— BEGIN —

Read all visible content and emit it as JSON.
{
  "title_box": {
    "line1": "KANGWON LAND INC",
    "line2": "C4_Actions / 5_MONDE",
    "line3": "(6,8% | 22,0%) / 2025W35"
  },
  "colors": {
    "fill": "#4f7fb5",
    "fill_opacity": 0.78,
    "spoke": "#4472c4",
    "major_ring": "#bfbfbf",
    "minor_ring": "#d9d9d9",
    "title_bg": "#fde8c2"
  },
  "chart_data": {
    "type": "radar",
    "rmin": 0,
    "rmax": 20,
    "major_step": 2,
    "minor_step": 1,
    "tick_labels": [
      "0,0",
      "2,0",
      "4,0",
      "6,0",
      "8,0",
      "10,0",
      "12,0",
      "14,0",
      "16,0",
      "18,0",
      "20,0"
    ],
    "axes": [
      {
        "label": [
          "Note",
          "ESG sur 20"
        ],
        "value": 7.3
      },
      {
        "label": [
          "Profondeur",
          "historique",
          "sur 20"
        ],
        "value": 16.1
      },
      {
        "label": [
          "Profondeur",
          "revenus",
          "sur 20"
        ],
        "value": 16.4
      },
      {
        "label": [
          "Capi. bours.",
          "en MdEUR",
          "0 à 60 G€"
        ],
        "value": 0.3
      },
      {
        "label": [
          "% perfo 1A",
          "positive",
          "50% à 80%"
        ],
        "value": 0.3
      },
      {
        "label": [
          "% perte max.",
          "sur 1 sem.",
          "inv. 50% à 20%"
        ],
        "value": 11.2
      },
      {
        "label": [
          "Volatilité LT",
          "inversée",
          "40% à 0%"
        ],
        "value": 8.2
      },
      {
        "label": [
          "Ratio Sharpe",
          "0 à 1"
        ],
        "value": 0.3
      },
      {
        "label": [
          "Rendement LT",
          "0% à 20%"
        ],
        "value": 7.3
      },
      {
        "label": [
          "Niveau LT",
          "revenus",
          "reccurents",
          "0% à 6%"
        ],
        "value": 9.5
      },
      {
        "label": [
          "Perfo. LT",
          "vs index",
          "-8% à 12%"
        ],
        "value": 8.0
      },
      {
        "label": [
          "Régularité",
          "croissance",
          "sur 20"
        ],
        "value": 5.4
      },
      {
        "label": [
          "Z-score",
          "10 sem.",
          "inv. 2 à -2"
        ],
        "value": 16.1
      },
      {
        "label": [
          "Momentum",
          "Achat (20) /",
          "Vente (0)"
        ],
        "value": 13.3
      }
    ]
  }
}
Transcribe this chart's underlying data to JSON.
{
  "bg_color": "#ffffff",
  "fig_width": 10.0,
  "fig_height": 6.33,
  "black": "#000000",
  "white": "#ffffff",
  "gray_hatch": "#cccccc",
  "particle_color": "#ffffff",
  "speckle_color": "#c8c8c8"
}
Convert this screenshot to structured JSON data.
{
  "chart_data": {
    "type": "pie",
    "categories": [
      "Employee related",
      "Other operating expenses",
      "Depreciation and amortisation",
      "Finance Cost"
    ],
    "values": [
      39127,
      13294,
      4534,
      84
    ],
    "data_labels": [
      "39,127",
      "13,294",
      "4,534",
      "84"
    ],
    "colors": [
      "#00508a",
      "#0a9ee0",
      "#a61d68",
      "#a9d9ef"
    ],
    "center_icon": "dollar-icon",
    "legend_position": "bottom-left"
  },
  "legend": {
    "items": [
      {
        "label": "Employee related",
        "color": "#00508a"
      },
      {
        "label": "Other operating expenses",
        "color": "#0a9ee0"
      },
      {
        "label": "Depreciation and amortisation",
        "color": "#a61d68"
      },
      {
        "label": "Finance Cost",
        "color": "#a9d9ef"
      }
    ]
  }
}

— END —

[AIM OF THE EXERCISE]:
Each line that has the word "ffffff" should be copied.

[WRITTEN REPLY]:
  "bg_color": "#ffffff",
  "white": "#ffffff",
  "particle_color": "#ffffff",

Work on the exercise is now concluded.